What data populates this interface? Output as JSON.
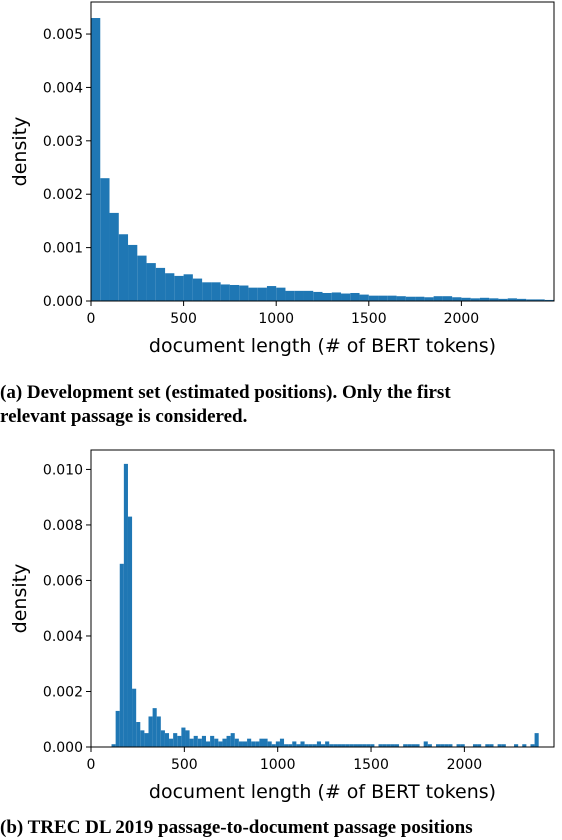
{
  "captions": {
    "a": "(a) Development set (estimated positions). Only the first",
    "a_line2": "relevant passage is considered.",
    "b": "(b) TREC DL 2019 passage-to-document passage positions"
  },
  "colors": {
    "bars": "#1f77b4"
  },
  "chart_data": [
    {
      "type": "bar",
      "xlabel": "document length (# of BERT tokens)",
      "ylabel": "density",
      "xlim": [
        0,
        2500
      ],
      "ylim": [
        0,
        0.0056
      ],
      "xticks": [
        "0",
        "500",
        "1000",
        "1500",
        "2000"
      ],
      "yticks": [
        "0.000",
        "0.001",
        "0.002",
        "0.003",
        "0.004",
        "0.005"
      ],
      "grid": false,
      "bin_width": 50,
      "x": [
        0,
        50,
        100,
        150,
        200,
        250,
        300,
        350,
        400,
        450,
        500,
        550,
        600,
        650,
        700,
        750,
        800,
        850,
        900,
        950,
        1000,
        1050,
        1100,
        1150,
        1200,
        1250,
        1300,
        1350,
        1400,
        1450,
        1500,
        1550,
        1600,
        1650,
        1700,
        1750,
        1800,
        1850,
        1900,
        1950,
        2000,
        2050,
        2100,
        2150,
        2200,
        2250,
        2300,
        2350,
        2400,
        2450
      ],
      "values": [
        0.0053,
        0.0023,
        0.00165,
        0.00125,
        0.00105,
        0.00085,
        0.00071,
        0.00062,
        0.00052,
        0.00047,
        0.0005,
        0.00042,
        0.00035,
        0.00035,
        0.00031,
        0.0003,
        0.00029,
        0.00025,
        0.00025,
        0.00028,
        0.00025,
        0.00019,
        0.00019,
        0.00019,
        0.00017,
        0.00015,
        0.00016,
        0.00014,
        0.00015,
        0.00012,
        0.0001,
        0.0001,
        0.0001,
        9e-05,
        8e-05,
        8e-05,
        7e-05,
        9e-05,
        9e-05,
        7e-05,
        6e-05,
        5e-05,
        6e-05,
        5e-05,
        4e-05,
        5e-05,
        4e-05,
        3e-05,
        3e-05,
        2e-05
      ]
    },
    {
      "type": "bar",
      "xlabel": "document length (# of BERT tokens)",
      "ylabel": "density",
      "xlim": [
        0,
        2480
      ],
      "ylim": [
        0,
        0.0107
      ],
      "xticks": [
        "0",
        "500",
        "1000",
        "1500",
        "2000"
      ],
      "yticks": [
        "0.000",
        "0.002",
        "0.004",
        "0.006",
        "0.008",
        "0.010"
      ],
      "grid": false,
      "bin_width": 22,
      "x": [
        110,
        132,
        154,
        176,
        198,
        220,
        242,
        264,
        286,
        308,
        330,
        352,
        374,
        396,
        418,
        440,
        462,
        484,
        506,
        528,
        550,
        572,
        594,
        616,
        638,
        660,
        682,
        704,
        726,
        748,
        770,
        792,
        814,
        836,
        858,
        880,
        902,
        924,
        946,
        968,
        990,
        1012,
        1034,
        1056,
        1078,
        1100,
        1122,
        1144,
        1166,
        1188,
        1210,
        1232,
        1254,
        1276,
        1298,
        1320,
        1342,
        1364,
        1386,
        1408,
        1430,
        1452,
        1474,
        1496,
        1518,
        1540,
        1562,
        1584,
        1606,
        1628,
        1650,
        1672,
        1694,
        1716,
        1738,
        1760,
        1782,
        1804,
        1826,
        1848,
        1870,
        1892,
        1914,
        1936,
        1958,
        1980,
        2002,
        2024,
        2046,
        2068,
        2090,
        2112,
        2134,
        2156,
        2178,
        2200,
        2222,
        2244,
        2266,
        2288,
        2310,
        2332,
        2354,
        2376
      ],
      "values": [
        0.0001,
        0.0013,
        0.0066,
        0.0102,
        0.0083,
        0.0021,
        0.0009,
        0.0006,
        0.0005,
        0.0011,
        0.0014,
        0.0011,
        0.0006,
        0.0005,
        0.0003,
        0.0005,
        0.0004,
        0.0007,
        0.0006,
        0.0003,
        0.0004,
        0.0003,
        0.0004,
        0.0002,
        0.0004,
        0.0003,
        0.0002,
        0.0003,
        0.0004,
        0.0005,
        0.0003,
        0.0002,
        0.0002,
        0.0003,
        0.0002,
        0.0002,
        0.0003,
        0.0003,
        0.0002,
        0.0001,
        0.0002,
        0.0003,
        0.0001,
        0.0001,
        0.0002,
        0.0001,
        0.0002,
        0.0001,
        0.0001,
        0.0001,
        0.0002,
        0.0001,
        0.0002,
        0.0001,
        0.0001,
        0.0001,
        0.0001,
        0.0001,
        0.0001,
        0.0001,
        0.0001,
        0.0001,
        0.0001,
        0.0001,
        0,
        0.0001,
        0.0001,
        0.0001,
        0.0001,
        0.0001,
        0,
        0.0001,
        0.0001,
        0.0001,
        0.0001,
        0,
        0.0002,
        0.0001,
        0,
        0.0001,
        0.0001,
        0.0001,
        0.0001,
        0,
        0.0001,
        0.0001,
        0,
        0,
        0.0001,
        0.0001,
        0,
        0.0001,
        0.0001,
        0,
        0.0001,
        0.0001,
        0,
        0,
        0.0001,
        0,
        0.0001,
        0,
        0.0001,
        0.0005
      ]
    }
  ]
}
· · ·
Leave the pictures out and output the rest of the listing exactly.

What data populates this interface? Output as JSON.
{
  "captions": {
    "a": "(a) Development set (estimated positions). Only the first",
    "a_line2": "relevant passage is considered.",
    "b": "(b) TREC DL 2019 passage-to-document passage positions"
  },
  "colors": {
    "bars": "#1f77b4"
  },
  "chart_data": [
    {
      "type": "bar",
      "xlabel": "document length (# of BERT tokens)",
      "ylabel": "density",
      "xlim": [
        0,
        2500
      ],
      "ylim": [
        0,
        0.0056
      ],
      "xticks": [
        "0",
        "500",
        "1000",
        "1500",
        "2000"
      ],
      "yticks": [
        "0.000",
        "0.001",
        "0.002",
        "0.003",
        "0.004",
        "0.005"
      ],
      "grid": false,
      "bin_width": 50,
      "x": [
        0,
        50,
        100,
        150,
        200,
        250,
        300,
        350,
        400,
        450,
        500,
        550,
        600,
        650,
        700,
        750,
        800,
        850,
        900,
        950,
        1000,
        1050,
        1100,
        1150,
        1200,
        1250,
        1300,
        1350,
        1400,
        1450,
        1500,
        1550,
        1600,
        1650,
        1700,
        1750,
        1800,
        1850,
        1900,
        1950,
        2000,
        2050,
        2100,
        2150,
        2200,
        2250,
        2300,
        2350,
        2400,
        2450
      ],
      "values": [
        0.0053,
        0.0023,
        0.00165,
        0.00125,
        0.00105,
        0.00085,
        0.00071,
        0.00062,
        0.00052,
        0.00047,
        0.0005,
        0.00042,
        0.00035,
        0.00035,
        0.00031,
        0.0003,
        0.00029,
        0.00025,
        0.00025,
        0.00028,
        0.00025,
        0.00019,
        0.00019,
        0.00019,
        0.00017,
        0.00015,
        0.00016,
        0.00014,
        0.00015,
        0.00012,
        0.0001,
        0.0001,
        0.0001,
        9e-05,
        8e-05,
        8e-05,
        7e-05,
        9e-05,
        9e-05,
        7e-05,
        6e-05,
        5e-05,
        6e-05,
        5e-05,
        4e-05,
        5e-05,
        4e-05,
        3e-05,
        3e-05,
        2e-05
      ]
    },
    {
      "type": "bar",
      "xlabel": "document length (# of BERT tokens)",
      "ylabel": "density",
      "xlim": [
        0,
        2480
      ],
      "ylim": [
        0,
        0.0107
      ],
      "xticks": [
        "0",
        "500",
        "1000",
        "1500",
        "2000"
      ],
      "yticks": [
        "0.000",
        "0.002",
        "0.004",
        "0.006",
        "0.008",
        "0.010"
      ],
      "grid": false,
      "bin_width": 22,
      "x": [
        110,
        132,
        154,
        176,
        198,
        220,
        242,
        264,
        286,
        308,
        330,
        352,
        374,
        396,
        418,
        440,
        462,
        484,
        506,
        528,
        550,
        572,
        594,
        616,
        638,
        660,
        682,
        704,
        726,
        748,
        770,
        792,
        814,
        836,
        858,
        880,
        902,
        924,
        946,
        968,
        990,
        1012,
        1034,
        1056,
        1078,
        1100,
        1122,
        1144,
        1166,
        1188,
        1210,
        1232,
        1254,
        1276,
        1298,
        1320,
        1342,
        1364,
        1386,
        1408,
        1430,
        1452,
        1474,
        1496,
        1518,
        1540,
        1562,
        1584,
        1606,
        1628,
        1650,
        1672,
        1694,
        1716,
        1738,
        1760,
        1782,
        1804,
        1826,
        1848,
        1870,
        1892,
        1914,
        1936,
        1958,
        1980,
        2002,
        2024,
        2046,
        2068,
        2090,
        2112,
        2134,
        2156,
        2178,
        2200,
        2222,
        2244,
        2266,
        2288,
        2310,
        2332,
        2354,
        2376
      ],
      "values": [
        0.0001,
        0.0013,
        0.0066,
        0.0102,
        0.0083,
        0.0021,
        0.0009,
        0.0006,
        0.0005,
        0.0011,
        0.0014,
        0.0011,
        0.0006,
        0.0005,
        0.0003,
        0.0005,
        0.0004,
        0.0007,
        0.0006,
        0.0003,
        0.0004,
        0.0003,
        0.0004,
        0.0002,
        0.0004,
        0.0003,
        0.0002,
        0.0003,
        0.0004,
        0.0005,
        0.0003,
        0.0002,
        0.0002,
        0.0003,
        0.0002,
        0.0002,
        0.0003,
        0.0003,
        0.0002,
        0.0001,
        0.0002,
        0.0003,
        0.0001,
        0.0001,
        0.0002,
        0.0001,
        0.0002,
        0.0001,
        0.0001,
        0.0001,
        0.0002,
        0.0001,
        0.0002,
        0.0001,
        0.0001,
        0.0001,
        0.0001,
        0.0001,
        0.0001,
        0.0001,
        0.0001,
        0.0001,
        0.0001,
        0.0001,
        0,
        0.0001,
        0.0001,
        0.0001,
        0.0001,
        0.0001,
        0,
        0.0001,
        0.0001,
        0.0001,
        0.0001,
        0,
        0.0002,
        0.0001,
        0,
        0.0001,
        0.0001,
        0.0001,
        0.0001,
        0,
        0.0001,
        0.0001,
        0,
        0,
        0.0001,
        0.0001,
        0,
        0.0001,
        0.0001,
        0,
        0.0001,
        0.0001,
        0,
        0,
        0.0001,
        0,
        0.0001,
        0,
        0.0001,
        0.0005
      ]
    }
  ]
}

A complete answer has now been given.